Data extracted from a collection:
--

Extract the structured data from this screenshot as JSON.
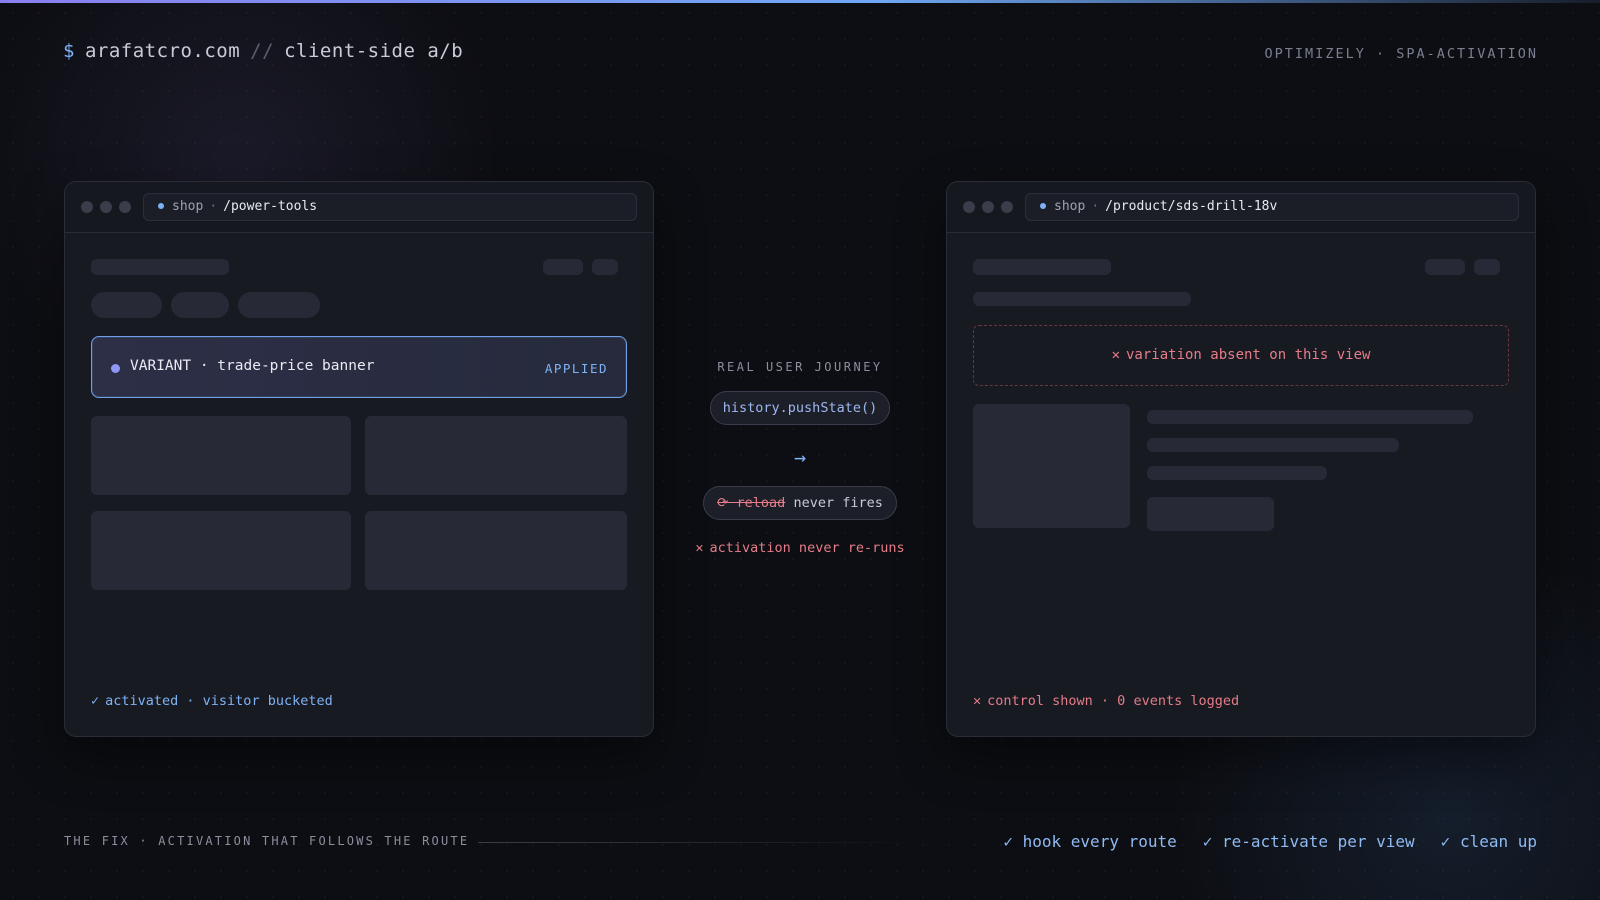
{
  "header": {
    "prompt": "$",
    "domain": "arafatcro.com",
    "separator": "//",
    "subtitle": "client-side a/b",
    "tagline": "OPTIMIZELY · SPA-ACTIVATION"
  },
  "left_window": {
    "url_prefix": "shop",
    "url_sep": "·",
    "url_path": "/power-tools",
    "variant_label": "VARIANT · trade-price banner",
    "variant_badge": "APPLIED",
    "status_mark": "✓",
    "status_text": "activated · visitor bucketed"
  },
  "journey": {
    "label": "REAL USER JOURNEY",
    "push_state": "history.pushState()",
    "arrow": "→",
    "reload_struck": "⟳ reload",
    "reload_rest": " never fires",
    "rerun_mark": "✕",
    "rerun_text": "activation never re-runs"
  },
  "right_window": {
    "url_prefix": "shop",
    "url_sep": "·",
    "url_path": "/product/sds-drill-18v",
    "absent_mark": "✕",
    "absent_text": "variation absent on this view",
    "status_mark": "✕",
    "status_text": "control shown · 0 events logged"
  },
  "footer": {
    "fix_label": "THE FIX · ACTIVATION THAT FOLLOWS THE ROUTE",
    "items": [
      "✓ hook every route",
      "✓ re-activate per view",
      "✓ clean up"
    ]
  },
  "colors": {
    "accent_blue": "#7fb2f5",
    "accent_violet": "#8f97f2",
    "error_red": "#e57c88",
    "background": "#0d0e13"
  }
}
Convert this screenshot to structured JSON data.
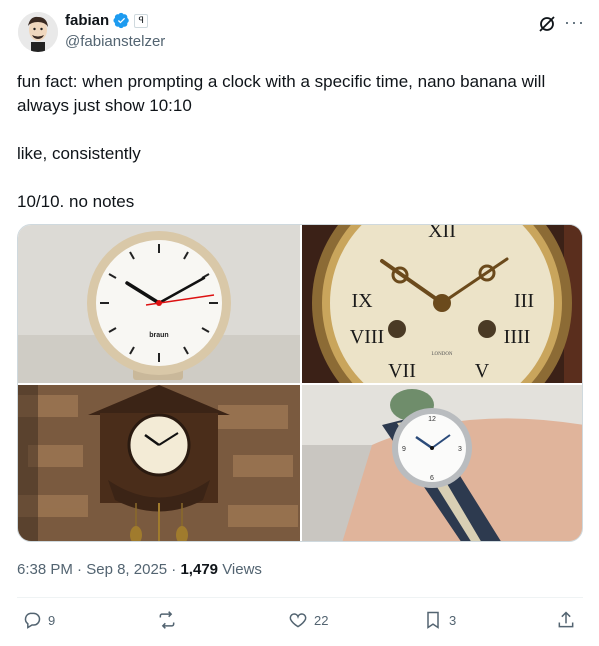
{
  "author": {
    "name": "fabian",
    "handle": "@fabianstelzer",
    "affiliate_badge": "ꟼ"
  },
  "tweet": {
    "paragraphs": [
      "fun fact: when prompting a clock with a specific time, nano banana will always just show 10:10",
      "like, consistently",
      "10/10. no notes"
    ]
  },
  "media": [
    {
      "desc_icon": "wall-clock-image",
      "brand_text": "braun"
    },
    {
      "desc_icon": "roman-clock-image",
      "label_text": "LONDON"
    },
    {
      "desc_icon": "cuckoo-clock-image"
    },
    {
      "desc_icon": "wristwatch-image"
    }
  ],
  "meta": {
    "time": "6:38 PM",
    "separator": "·",
    "date": "Sep 8, 2025",
    "views_count": "1,479",
    "views_label": "Views"
  },
  "actions": {
    "replies": "9",
    "reposts": "",
    "likes": "22",
    "bookmarks": "3"
  },
  "colors": {
    "verified": "#1d9bf0",
    "secondary_text": "#536471",
    "primary_text": "#0f1419"
  }
}
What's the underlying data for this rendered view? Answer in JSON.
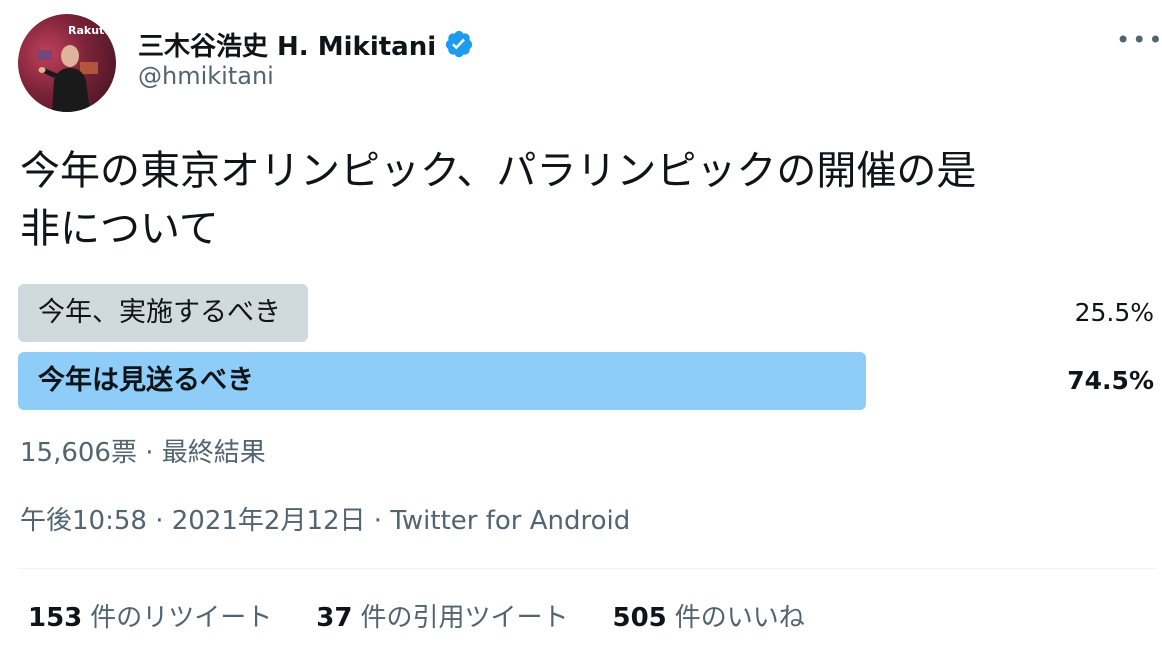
{
  "author": {
    "display_name": "三木谷浩史 H. Mikitani",
    "handle": "@hmikitani",
    "avatar_text": "Rakute",
    "verified": true
  },
  "more_icon": "•••",
  "tweet": {
    "line1": "今年の東京オリンピック、パラリンピックの開催の是",
    "line2": "非について"
  },
  "poll": {
    "options": [
      {
        "label": "今年、実施するべき",
        "percent_text": "25.5%",
        "share": 0.255,
        "winner": false
      },
      {
        "label": "今年は見送るべき",
        "percent_text": "74.5%",
        "share": 0.745,
        "winner": true
      }
    ],
    "meta": "15,606票 · 最終結果"
  },
  "timestamp": {
    "time": "午後10:58",
    "sep1": " · ",
    "date": "2021年2月12日",
    "sep2": " · ",
    "source": "Twitter for Android"
  },
  "stats": {
    "retweets": {
      "num": "153",
      "unit": "件のリツイート"
    },
    "quotes": {
      "num": "37",
      "unit": "件の引用ツイート"
    },
    "likes": {
      "num": "505",
      "unit": "件のいいね"
    }
  },
  "colors": {
    "winner_bar": "#8ecdf8",
    "other_bar": "#cfd9de",
    "secondary_text": "#536471",
    "verified_badge": "#1d9bf0"
  }
}
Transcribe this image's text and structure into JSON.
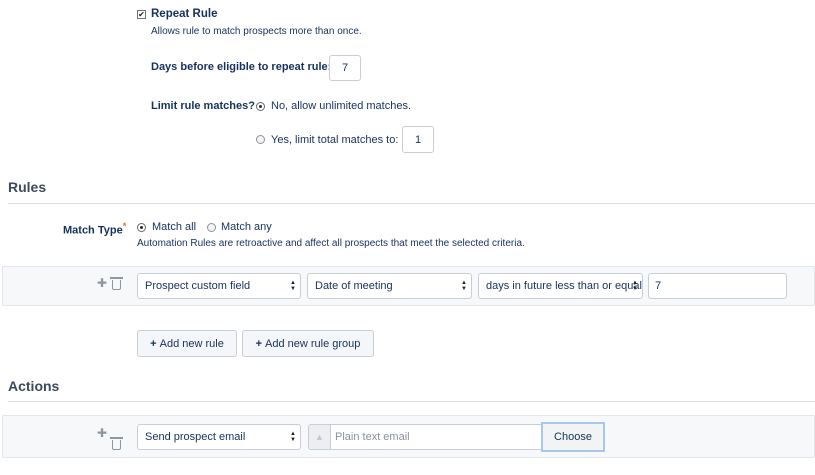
{
  "repeat": {
    "checkbox_mark": "✔",
    "label": "Repeat Rule",
    "description": "Allows rule to match prospects more than once.",
    "days_label": "Days before eligible to repeat rule:",
    "days_value": "7",
    "limit_label": "Limit rule matches?",
    "option_unlimited": "No, allow unlimited matches.",
    "option_limit": "Yes, limit total matches to:",
    "limit_value": "1"
  },
  "rules": {
    "title": "Rules",
    "match_type_label": "Match Type",
    "required_mark": "*",
    "match_all": "Match all",
    "match_any": "Match any",
    "note": "Automation Rules are retroactive and affect all prospects that meet the selected criteria.",
    "row": {
      "field_type": "Prospect custom field",
      "field": "Date of meeting",
      "operator": "days in future less than or equal to",
      "value": "7"
    },
    "add_rule": "Add new rule",
    "add_group": "Add new rule group"
  },
  "actions": {
    "title": "Actions",
    "action": "Send prospect email",
    "email_placeholder": "Plain text email",
    "choose": "Choose"
  },
  "icons": {
    "plus": "✚",
    "select_up": "▲",
    "select_down": "▼"
  },
  "colors": {
    "text": "#16325c",
    "required": "#e9692c",
    "choose_focus": "#a6c8ec"
  }
}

--

Every record above should be transcribed exactly; the pictures stay out of the copy.

Extract the structured data from this screenshot as JSON.
{
  "header": {
    "prompt": "$",
    "domain": "arafatcro.com",
    "separator": "//",
    "subtitle": "client-side a/b",
    "tagline": "OPTIMIZELY · SPA-ACTIVATION"
  },
  "left_window": {
    "url_prefix": "shop",
    "url_sep": "·",
    "url_path": "/power-tools",
    "variant_label": "VARIANT · trade-price banner",
    "variant_badge": "APPLIED",
    "status_mark": "✓",
    "status_text": "activated · visitor bucketed"
  },
  "journey": {
    "label": "REAL USER JOURNEY",
    "push_state": "history.pushState()",
    "arrow": "→",
    "reload_struck": "⟳ reload",
    "reload_rest": " never fires",
    "rerun_mark": "✕",
    "rerun_text": "activation never re-runs"
  },
  "right_window": {
    "url_prefix": "shop",
    "url_sep": "·",
    "url_path": "/product/sds-drill-18v",
    "absent_mark": "✕",
    "absent_text": "variation absent on this view",
    "status_mark": "✕",
    "status_text": "control shown · 0 events logged"
  },
  "footer": {
    "fix_label": "THE FIX · ACTIVATION THAT FOLLOWS THE ROUTE",
    "items": [
      "✓ hook every route",
      "✓ re-activate per view",
      "✓ clean up"
    ]
  },
  "colors": {
    "accent_blue": "#7fb2f5",
    "accent_violet": "#8f97f2",
    "error_red": "#e57c88",
    "background": "#0d0e13"
  }
}
Convert this screenshot to structured JSON data.
{
  "author": {
    "name": "fabian",
    "handle": "@fabianstelzer",
    "affiliate_badge": "ꟼ"
  },
  "tweet": {
    "paragraphs": [
      "fun fact: when prompting a clock with a specific time, nano banana will always just show 10:10",
      "like, consistently",
      "10/10. no notes"
    ]
  },
  "media": [
    {
      "desc_icon": "wall-clock-image",
      "brand_text": "braun"
    },
    {
      "desc_icon": "roman-clock-image",
      "label_text": "LONDON"
    },
    {
      "desc_icon": "cuckoo-clock-image"
    },
    {
      "desc_icon": "wristwatch-image"
    }
  ],
  "meta": {
    "time": "6:38 PM",
    "separator": "·",
    "date": "Sep 8, 2025",
    "views_count": "1,479",
    "views_label": "Views"
  },
  "actions": {
    "replies": "9",
    "reposts": "",
    "likes": "22",
    "bookmarks": "3"
  },
  "colors": {
    "verified": "#1d9bf0",
    "secondary_text": "#536471",
    "primary_text": "#0f1419"
  }
}
What's the underlying data for this rendered view? Answer in JSON.
{
  "author": {
    "display_name": "三木谷浩史 H. Mikitani",
    "handle": "@hmikitani",
    "avatar_text": "Rakute",
    "verified": true
  },
  "more_icon": "•••",
  "tweet": {
    "line1": "今年の東京オリンピック、パラリンピックの開催の是",
    "line2": "非について"
  },
  "poll": {
    "options": [
      {
        "label": "今年、実施するべき",
        "percent_text": "25.5%",
        "share": 0.255,
        "winner": false
      },
      {
        "label": "今年は見送るべき",
        "percent_text": "74.5%",
        "share": 0.745,
        "winner": true
      }
    ],
    "meta": "15,606票 · 最終結果"
  },
  "timestamp": {
    "time": "午後10:58",
    "sep1": " · ",
    "date": "2021年2月12日",
    "sep2": " · ",
    "source": "Twitter for Android"
  },
  "stats": {
    "retweets": {
      "num": "153",
      "unit": "件のリツイート"
    },
    "quotes": {
      "num": "37",
      "unit": "件の引用ツイート"
    },
    "likes": {
      "num": "505",
      "unit": "件のいいね"
    }
  },
  "colors": {
    "winner_bar": "#8ecdf8",
    "other_bar": "#cfd9de",
    "secondary_text": "#536471",
    "verified_badge": "#1d9bf0"
  }
}
Transcribe this image's text and structure into JSON.
{
  "repeat": {
    "checkbox_mark": "✔",
    "label": "Repeat Rule",
    "description": "Allows rule to match prospects more than once.",
    "days_label": "Days before eligible to repeat rule:",
    "days_value": "7",
    "limit_label": "Limit rule matches?",
    "option_unlimited": "No, allow unlimited matches.",
    "option_limit": "Yes, limit total matches to:",
    "limit_value": "1"
  },
  "rules": {
    "title": "Rules",
    "match_type_label": "Match Type",
    "required_mark": "*",
    "match_all": "Match all",
    "match_any": "Match any",
    "note": "Automation Rules are retroactive and affect all prospects that meet the selected criteria.",
    "row": {
      "field_type": "Prospect custom field",
      "field": "Date of meeting",
      "operator": "days in future less than or equal to",
      "value": "7"
    },
    "add_rule": "Add new rule",
    "add_group": "Add new rule group"
  },
  "actions": {
    "title": "Actions",
    "action": "Send prospect email",
    "email_placeholder": "Plain text email",
    "choose": "Choose"
  },
  "icons": {
    "plus": "✚",
    "select_up": "▲",
    "select_down": "▼"
  },
  "colors": {
    "text": "#16325c",
    "required": "#e9692c",
    "choose_focus": "#a6c8ec"
  }
}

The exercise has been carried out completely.